In the listing below, locate the lines that hold the string "điểm". Copy those lines.

-=-=-

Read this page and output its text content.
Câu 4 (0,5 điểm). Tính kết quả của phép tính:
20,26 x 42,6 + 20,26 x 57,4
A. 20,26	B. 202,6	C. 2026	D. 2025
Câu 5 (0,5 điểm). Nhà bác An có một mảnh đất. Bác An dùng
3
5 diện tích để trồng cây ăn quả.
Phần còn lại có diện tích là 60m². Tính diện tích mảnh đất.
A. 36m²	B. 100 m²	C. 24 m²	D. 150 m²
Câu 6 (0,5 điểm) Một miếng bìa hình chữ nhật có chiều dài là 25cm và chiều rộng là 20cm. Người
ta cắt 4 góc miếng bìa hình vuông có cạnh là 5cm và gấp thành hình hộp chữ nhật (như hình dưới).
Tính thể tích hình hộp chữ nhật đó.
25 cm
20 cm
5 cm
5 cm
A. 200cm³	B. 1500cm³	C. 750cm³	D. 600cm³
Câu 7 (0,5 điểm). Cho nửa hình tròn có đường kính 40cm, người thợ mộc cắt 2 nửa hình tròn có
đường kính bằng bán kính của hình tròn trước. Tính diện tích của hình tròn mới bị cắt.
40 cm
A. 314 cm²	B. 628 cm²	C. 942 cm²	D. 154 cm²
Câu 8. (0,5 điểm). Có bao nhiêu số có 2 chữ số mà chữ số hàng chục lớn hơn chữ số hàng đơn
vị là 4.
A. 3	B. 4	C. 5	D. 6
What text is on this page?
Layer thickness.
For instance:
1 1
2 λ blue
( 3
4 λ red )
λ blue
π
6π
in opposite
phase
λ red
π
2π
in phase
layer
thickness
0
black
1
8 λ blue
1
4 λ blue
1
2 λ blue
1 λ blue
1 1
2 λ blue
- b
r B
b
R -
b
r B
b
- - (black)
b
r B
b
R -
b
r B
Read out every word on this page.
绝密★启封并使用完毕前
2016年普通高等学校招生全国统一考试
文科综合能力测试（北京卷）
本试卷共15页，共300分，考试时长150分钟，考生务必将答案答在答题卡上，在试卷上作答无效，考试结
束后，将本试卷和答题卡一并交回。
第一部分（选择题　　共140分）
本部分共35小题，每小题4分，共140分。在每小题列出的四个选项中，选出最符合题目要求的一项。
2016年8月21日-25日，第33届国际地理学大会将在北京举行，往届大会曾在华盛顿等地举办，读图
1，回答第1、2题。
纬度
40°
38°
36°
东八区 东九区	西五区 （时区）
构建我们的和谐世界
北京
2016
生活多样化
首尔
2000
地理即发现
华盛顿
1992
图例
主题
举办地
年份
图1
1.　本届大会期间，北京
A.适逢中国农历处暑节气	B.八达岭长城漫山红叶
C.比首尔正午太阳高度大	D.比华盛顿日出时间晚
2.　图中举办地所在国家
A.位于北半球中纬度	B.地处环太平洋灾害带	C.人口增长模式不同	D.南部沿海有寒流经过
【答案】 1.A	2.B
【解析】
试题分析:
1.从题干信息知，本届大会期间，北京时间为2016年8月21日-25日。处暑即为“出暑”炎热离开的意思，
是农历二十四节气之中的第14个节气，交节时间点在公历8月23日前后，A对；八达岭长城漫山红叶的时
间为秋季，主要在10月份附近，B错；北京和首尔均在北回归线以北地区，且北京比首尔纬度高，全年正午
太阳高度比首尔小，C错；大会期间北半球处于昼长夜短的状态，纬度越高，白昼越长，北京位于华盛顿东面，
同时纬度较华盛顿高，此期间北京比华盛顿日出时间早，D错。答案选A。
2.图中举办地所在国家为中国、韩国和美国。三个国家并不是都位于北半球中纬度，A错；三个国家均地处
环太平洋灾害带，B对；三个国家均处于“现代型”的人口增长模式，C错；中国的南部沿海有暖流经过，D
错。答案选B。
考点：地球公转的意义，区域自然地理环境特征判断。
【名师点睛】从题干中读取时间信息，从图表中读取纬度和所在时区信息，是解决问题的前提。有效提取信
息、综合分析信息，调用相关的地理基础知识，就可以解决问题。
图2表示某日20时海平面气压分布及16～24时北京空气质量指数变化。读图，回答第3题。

-=-=-

- Written response -
Câu 4 (0,5 điểm). Tính kết quả của phép tính:
Câu 5 (0,5 điểm). Nhà bác An có một mảnh đất. Bác An dùng
Câu 6 (0,5 điểm) Một miếng bìa hình chữ nhật có chiều dài là 25cm và chiều rộng là 20cm. Người
Câu 7 (0,5 điểm). Cho nửa hình tròn có đường kính 40cm, người thợ mộc cắt 2 nửa hình tròn có
Câu 8. (0,5 điểm). Có bao nhiêu số có 2 chữ số mà chữ số hàng chục lớn hơn chữ số hàng đơn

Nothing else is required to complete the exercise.